§ TASK TO COMPLETE: Your task is to copy every line of the entries that contains "Komutanlığı".
======== THE INPUT ========
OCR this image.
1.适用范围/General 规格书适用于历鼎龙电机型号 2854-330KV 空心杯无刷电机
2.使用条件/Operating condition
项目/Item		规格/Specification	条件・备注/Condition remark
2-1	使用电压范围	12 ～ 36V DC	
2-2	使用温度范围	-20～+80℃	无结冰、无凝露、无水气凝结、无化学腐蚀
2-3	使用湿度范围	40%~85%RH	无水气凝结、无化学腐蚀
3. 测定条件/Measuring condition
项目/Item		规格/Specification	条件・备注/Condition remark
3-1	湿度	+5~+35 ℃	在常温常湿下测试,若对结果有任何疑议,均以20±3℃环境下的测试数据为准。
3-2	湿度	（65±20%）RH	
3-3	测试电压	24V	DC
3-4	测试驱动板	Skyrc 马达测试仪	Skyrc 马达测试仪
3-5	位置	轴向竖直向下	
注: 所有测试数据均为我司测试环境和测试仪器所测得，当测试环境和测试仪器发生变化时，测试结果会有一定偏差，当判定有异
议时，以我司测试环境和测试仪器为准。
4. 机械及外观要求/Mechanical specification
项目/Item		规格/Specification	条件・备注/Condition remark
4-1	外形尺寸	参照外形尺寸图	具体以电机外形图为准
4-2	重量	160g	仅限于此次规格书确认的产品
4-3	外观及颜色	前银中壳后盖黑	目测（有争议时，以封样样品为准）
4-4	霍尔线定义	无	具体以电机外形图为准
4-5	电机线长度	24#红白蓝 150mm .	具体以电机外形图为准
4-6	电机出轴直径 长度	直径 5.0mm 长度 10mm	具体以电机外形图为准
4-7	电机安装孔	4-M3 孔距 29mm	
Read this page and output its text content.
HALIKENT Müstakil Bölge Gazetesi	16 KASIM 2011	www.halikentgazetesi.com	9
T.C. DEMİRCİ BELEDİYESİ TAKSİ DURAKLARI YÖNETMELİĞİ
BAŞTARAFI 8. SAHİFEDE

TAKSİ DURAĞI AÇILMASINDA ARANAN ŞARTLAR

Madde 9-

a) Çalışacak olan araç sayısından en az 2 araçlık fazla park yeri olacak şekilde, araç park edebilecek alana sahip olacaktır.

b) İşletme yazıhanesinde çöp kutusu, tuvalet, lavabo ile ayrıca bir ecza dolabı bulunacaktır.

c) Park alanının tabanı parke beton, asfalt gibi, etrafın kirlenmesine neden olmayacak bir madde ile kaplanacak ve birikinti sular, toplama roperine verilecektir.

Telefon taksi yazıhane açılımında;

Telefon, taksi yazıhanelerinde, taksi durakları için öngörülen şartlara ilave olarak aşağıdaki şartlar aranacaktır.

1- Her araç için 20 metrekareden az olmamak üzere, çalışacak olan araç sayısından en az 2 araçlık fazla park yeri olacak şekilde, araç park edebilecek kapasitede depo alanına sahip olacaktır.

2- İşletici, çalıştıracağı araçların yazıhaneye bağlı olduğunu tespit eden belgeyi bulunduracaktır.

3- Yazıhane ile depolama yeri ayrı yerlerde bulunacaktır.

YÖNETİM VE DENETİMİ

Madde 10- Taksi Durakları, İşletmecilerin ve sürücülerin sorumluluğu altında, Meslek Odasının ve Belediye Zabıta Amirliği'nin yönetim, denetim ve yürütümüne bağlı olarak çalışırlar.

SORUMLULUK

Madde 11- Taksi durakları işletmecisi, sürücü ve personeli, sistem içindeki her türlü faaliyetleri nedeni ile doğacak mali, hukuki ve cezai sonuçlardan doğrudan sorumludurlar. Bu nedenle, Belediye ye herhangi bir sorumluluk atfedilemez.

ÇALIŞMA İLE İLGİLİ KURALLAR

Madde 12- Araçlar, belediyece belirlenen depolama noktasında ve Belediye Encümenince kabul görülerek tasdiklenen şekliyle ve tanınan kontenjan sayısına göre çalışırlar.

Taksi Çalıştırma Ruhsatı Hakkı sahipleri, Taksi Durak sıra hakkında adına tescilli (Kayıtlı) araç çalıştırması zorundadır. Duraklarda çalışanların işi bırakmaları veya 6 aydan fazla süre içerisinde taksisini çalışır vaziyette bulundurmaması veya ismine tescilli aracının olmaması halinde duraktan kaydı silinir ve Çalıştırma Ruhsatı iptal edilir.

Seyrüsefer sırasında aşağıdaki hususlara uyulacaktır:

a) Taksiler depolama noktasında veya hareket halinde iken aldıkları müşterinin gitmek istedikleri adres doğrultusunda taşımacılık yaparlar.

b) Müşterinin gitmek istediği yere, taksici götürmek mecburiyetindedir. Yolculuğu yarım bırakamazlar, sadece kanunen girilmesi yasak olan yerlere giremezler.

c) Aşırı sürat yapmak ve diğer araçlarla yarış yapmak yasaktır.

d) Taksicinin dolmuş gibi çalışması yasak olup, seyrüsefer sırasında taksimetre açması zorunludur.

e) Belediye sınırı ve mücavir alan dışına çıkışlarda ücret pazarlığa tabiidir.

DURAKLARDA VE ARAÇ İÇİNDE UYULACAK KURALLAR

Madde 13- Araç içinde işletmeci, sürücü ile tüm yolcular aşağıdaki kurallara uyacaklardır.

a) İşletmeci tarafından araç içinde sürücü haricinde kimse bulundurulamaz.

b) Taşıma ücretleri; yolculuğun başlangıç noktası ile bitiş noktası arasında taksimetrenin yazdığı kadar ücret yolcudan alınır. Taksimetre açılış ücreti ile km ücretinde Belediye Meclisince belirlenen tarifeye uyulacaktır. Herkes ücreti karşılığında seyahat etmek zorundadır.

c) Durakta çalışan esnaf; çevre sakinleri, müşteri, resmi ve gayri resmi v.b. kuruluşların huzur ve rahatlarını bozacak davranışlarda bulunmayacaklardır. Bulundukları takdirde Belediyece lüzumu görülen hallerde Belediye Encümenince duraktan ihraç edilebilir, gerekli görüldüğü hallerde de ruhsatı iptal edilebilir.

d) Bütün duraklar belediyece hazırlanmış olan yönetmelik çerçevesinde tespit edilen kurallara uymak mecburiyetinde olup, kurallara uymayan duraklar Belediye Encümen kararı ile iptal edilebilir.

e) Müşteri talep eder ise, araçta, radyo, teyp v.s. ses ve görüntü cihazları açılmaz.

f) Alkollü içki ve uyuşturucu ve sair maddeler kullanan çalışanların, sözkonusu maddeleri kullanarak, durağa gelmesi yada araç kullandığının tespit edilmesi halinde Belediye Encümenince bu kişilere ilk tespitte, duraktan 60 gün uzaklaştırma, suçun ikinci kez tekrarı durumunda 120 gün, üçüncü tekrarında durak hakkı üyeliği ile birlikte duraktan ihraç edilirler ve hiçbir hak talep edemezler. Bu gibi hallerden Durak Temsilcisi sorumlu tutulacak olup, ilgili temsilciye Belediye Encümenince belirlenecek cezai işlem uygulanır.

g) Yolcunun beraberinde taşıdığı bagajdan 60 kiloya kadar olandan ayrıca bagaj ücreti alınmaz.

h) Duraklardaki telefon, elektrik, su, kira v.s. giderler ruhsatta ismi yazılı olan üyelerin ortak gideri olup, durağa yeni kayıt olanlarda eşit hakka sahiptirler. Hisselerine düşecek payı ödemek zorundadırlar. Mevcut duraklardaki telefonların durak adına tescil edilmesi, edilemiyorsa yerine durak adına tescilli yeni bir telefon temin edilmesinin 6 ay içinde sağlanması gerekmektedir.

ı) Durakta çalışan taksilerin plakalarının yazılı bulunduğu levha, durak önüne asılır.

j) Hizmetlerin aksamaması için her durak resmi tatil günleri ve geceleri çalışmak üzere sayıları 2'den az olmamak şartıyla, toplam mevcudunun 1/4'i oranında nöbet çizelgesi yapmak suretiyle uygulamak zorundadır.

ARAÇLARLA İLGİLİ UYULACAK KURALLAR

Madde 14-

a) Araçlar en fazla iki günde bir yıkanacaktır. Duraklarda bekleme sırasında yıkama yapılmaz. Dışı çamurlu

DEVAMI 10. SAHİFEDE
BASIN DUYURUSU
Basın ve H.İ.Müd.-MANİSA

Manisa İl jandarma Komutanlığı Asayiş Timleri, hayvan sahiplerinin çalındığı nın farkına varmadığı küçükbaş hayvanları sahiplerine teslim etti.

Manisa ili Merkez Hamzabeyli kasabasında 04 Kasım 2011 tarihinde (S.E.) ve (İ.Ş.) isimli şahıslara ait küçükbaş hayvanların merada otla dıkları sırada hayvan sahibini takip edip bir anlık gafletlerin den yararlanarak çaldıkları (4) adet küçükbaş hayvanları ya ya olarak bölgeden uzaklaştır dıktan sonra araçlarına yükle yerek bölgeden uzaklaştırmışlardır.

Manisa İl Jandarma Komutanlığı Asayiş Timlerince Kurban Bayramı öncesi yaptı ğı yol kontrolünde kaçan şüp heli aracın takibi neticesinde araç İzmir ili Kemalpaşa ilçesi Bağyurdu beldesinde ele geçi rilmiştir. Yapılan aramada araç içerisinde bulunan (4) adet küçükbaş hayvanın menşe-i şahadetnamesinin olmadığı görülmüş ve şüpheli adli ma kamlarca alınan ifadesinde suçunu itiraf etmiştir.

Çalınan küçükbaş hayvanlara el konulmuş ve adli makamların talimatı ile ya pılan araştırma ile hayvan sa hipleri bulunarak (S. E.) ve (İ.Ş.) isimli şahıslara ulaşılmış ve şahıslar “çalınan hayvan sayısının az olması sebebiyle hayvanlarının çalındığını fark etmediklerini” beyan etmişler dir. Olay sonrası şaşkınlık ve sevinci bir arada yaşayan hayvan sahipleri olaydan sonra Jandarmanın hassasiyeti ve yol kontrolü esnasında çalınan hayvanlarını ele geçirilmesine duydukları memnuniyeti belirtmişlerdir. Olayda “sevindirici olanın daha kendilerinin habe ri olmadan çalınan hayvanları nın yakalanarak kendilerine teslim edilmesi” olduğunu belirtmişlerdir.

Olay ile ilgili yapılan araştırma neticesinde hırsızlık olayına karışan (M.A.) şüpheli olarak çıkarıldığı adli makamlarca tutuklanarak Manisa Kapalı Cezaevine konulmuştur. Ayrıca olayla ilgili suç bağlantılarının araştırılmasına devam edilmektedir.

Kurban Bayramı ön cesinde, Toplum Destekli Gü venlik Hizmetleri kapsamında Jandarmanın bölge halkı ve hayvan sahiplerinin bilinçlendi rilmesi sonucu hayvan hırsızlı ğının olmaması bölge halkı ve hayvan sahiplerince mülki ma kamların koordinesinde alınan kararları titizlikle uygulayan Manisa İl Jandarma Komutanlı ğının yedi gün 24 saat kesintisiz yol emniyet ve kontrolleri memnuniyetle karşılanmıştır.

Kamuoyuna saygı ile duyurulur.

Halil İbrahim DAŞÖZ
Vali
========
§ RESULT BELOW:
Manisa İl jandarma Komutanlığı Asayiş Timleri, hayvan sahiplerinin çalındığı nın farkına varmadığı küçükbaş hayvanları sahiplerine teslim etti.
Manisa İl Jandarma Komutanlığı Asayiş Timlerince Kurban Bayramı öncesi yaptı ğı yol kontrolünde kaçan şüp heli aracın takibi neticesinde araç İzmir ili Kemalpaşa ilçesi Bağyurdu beldesinde ele geçi rilmiştir. Yapılan aramada araç içerisinde bulunan (4) adet küçükbaş hayvanın menşe-i şahadetnamesinin olmadığı görülmüş ve şüpheli adli ma kamlarca alınan ifadesinde suçunu itiraf etmiştir.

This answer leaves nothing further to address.